Written task.
An exact reproduction of the records is required, with all images left out.

Begin Records to use

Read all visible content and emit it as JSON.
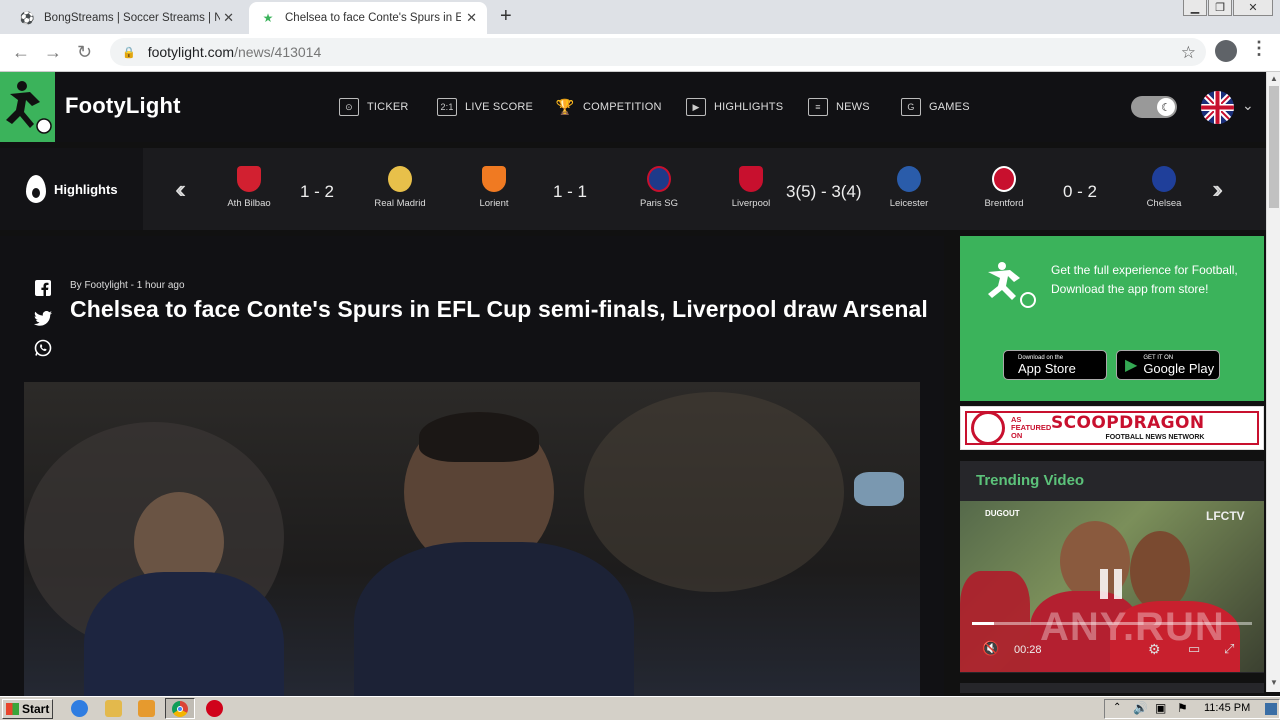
{
  "browser": {
    "tabs": [
      {
        "title": "BongStreams | Soccer Streams | NBA"
      },
      {
        "title": "Chelsea to face Conte's Spurs in EFL"
      }
    ],
    "url_host": "footylight.com",
    "url_path": "/news/413014"
  },
  "site": {
    "brand": "FootyLight",
    "nav": [
      {
        "label": "TICKER",
        "icon": "ticker-icon"
      },
      {
        "label": "LIVE SCORE",
        "icon": "live-score-icon"
      },
      {
        "label": "COMPETITION",
        "icon": "trophy-icon"
      },
      {
        "label": "HIGHLIGHTS",
        "icon": "play-icon"
      },
      {
        "label": "NEWS",
        "icon": "news-icon"
      },
      {
        "label": "GAMES",
        "icon": "games-icon"
      }
    ]
  },
  "scores": {
    "section_label": "Highlights",
    "matches": [
      {
        "home": "Ath Bilbao",
        "score": "1 - 2",
        "away": "Real Madrid",
        "home_color": "#d22030",
        "away_color": "#e8c04a"
      },
      {
        "home": "Lorient",
        "score": "1 - 1",
        "away": "Paris SG",
        "home_color": "#f07a22",
        "away_color": "#1e3a8a"
      },
      {
        "home": "Liverpool",
        "score": "3(5) - 3(4)",
        "away": "Leicester",
        "home_color": "#c8102e",
        "away_color": "#2a5caa"
      },
      {
        "home": "Brentford",
        "score": "0 - 2",
        "away": "Chelsea",
        "home_color": "#c8102e",
        "away_color": "#1f3f9a"
      }
    ]
  },
  "article": {
    "byline": "By Footylight - 1 hour ago",
    "headline": "Chelsea to face Conte's Spurs in EFL Cup semi-finals, Liverpool draw Arsenal"
  },
  "sidebar": {
    "app_promo": "Get the full experience for Football, Download the app from store!",
    "app_store": {
      "small": "Download on the",
      "big": "App Store"
    },
    "google_play": {
      "small": "GET IT ON",
      "big": "Google Play"
    },
    "scoop": {
      "as_featured": "AS FEATURED ON",
      "name": "SCOOPDRAGON",
      "sub": "FOOTBALL NEWS NETWORK"
    },
    "trending_title": "Trending Video",
    "video": {
      "channel": "LFCTV",
      "overlay": "DUGOUT",
      "time": "00:28",
      "watermark": "ANY.RUN"
    }
  },
  "taskbar": {
    "start": "Start",
    "clock": "11:45 PM"
  },
  "colors": {
    "brand_green": "#3bb35b",
    "trending_green": "#5cc27a"
  }
}
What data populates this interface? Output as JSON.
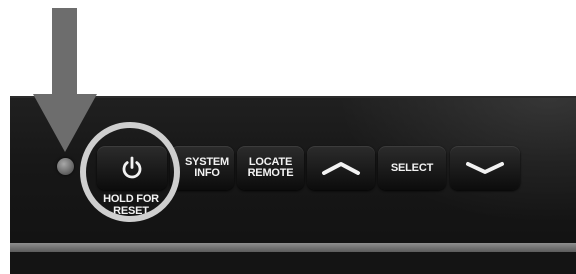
{
  "device": {
    "buttons": {
      "power_icon": "power-icon",
      "system_info_line1": "SYSTEM",
      "system_info_line2": "INFO",
      "locate_remote_line1": "LOCATE",
      "locate_remote_line2": "REMOTE",
      "up_icon": "chevron-up-icon",
      "select": "SELECT",
      "down_icon": "chevron-down-icon"
    },
    "hold_for_reset_line1": "HOLD FOR",
    "hold_for_reset_line2": "RESET",
    "led": "status-led"
  },
  "colors": {
    "panel": "#1a1a1a",
    "button": "#1f1f1f",
    "label": "#f2f2f2",
    "highlight_ring": "#cfcfcf",
    "arrow": "#6d6d6d",
    "stripe": "#7a7a7a"
  }
}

End Records to use

Correct response.
Read all visible content and emit it as JSON.
{
  "browser": {
    "tabs": [
      {
        "title": "BongStreams | Soccer Streams | NBA"
      },
      {
        "title": "Chelsea to face Conte's Spurs in EFL"
      }
    ],
    "url_host": "footylight.com",
    "url_path": "/news/413014"
  },
  "site": {
    "brand": "FootyLight",
    "nav": [
      {
        "label": "TICKER",
        "icon": "ticker-icon"
      },
      {
        "label": "LIVE SCORE",
        "icon": "live-score-icon"
      },
      {
        "label": "COMPETITION",
        "icon": "trophy-icon"
      },
      {
        "label": "HIGHLIGHTS",
        "icon": "play-icon"
      },
      {
        "label": "NEWS",
        "icon": "news-icon"
      },
      {
        "label": "GAMES",
        "icon": "games-icon"
      }
    ]
  },
  "scores": {
    "section_label": "Highlights",
    "matches": [
      {
        "home": "Ath Bilbao",
        "score": "1 - 2",
        "away": "Real Madrid",
        "home_color": "#d22030",
        "away_color": "#e8c04a"
      },
      {
        "home": "Lorient",
        "score": "1 - 1",
        "away": "Paris SG",
        "home_color": "#f07a22",
        "away_color": "#1e3a8a"
      },
      {
        "home": "Liverpool",
        "score": "3(5) - 3(4)",
        "away": "Leicester",
        "home_color": "#c8102e",
        "away_color": "#2a5caa"
      },
      {
        "home": "Brentford",
        "score": "0 - 2",
        "away": "Chelsea",
        "home_color": "#c8102e",
        "away_color": "#1f3f9a"
      }
    ]
  },
  "article": {
    "byline": "By Footylight - 1 hour ago",
    "headline": "Chelsea to face Conte's Spurs in EFL Cup semi-finals, Liverpool draw Arsenal"
  },
  "sidebar": {
    "app_promo": "Get the full experience for Football, Download the app from store!",
    "app_store": {
      "small": "Download on the",
      "big": "App Store"
    },
    "google_play": {
      "small": "GET IT ON",
      "big": "Google Play"
    },
    "scoop": {
      "as_featured": "AS FEATURED ON",
      "name": "SCOOPDRAGON",
      "sub": "FOOTBALL NEWS NETWORK"
    },
    "trending_title": "Trending Video",
    "video": {
      "channel": "LFCTV",
      "overlay": "DUGOUT",
      "time": "00:28",
      "watermark": "ANY.RUN"
    }
  },
  "taskbar": {
    "start": "Start",
    "clock": "11:45 PM"
  },
  "colors": {
    "brand_green": "#3bb35b",
    "trending_green": "#5cc27a"
  }
}
What data populates this interface? Output as JSON.
{
  "device": {
    "buttons": {
      "power_icon": "power-icon",
      "system_info_line1": "SYSTEM",
      "system_info_line2": "INFO",
      "locate_remote_line1": "LOCATE",
      "locate_remote_line2": "REMOTE",
      "up_icon": "chevron-up-icon",
      "select": "SELECT",
      "down_icon": "chevron-down-icon"
    },
    "hold_for_reset_line1": "HOLD FOR",
    "hold_for_reset_line2": "RESET",
    "led": "status-led"
  },
  "colors": {
    "panel": "#1a1a1a",
    "button": "#1f1f1f",
    "label": "#f2f2f2",
    "highlight_ring": "#cfcfcf",
    "arrow": "#6d6d6d",
    "stripe": "#7a7a7a"
  }
}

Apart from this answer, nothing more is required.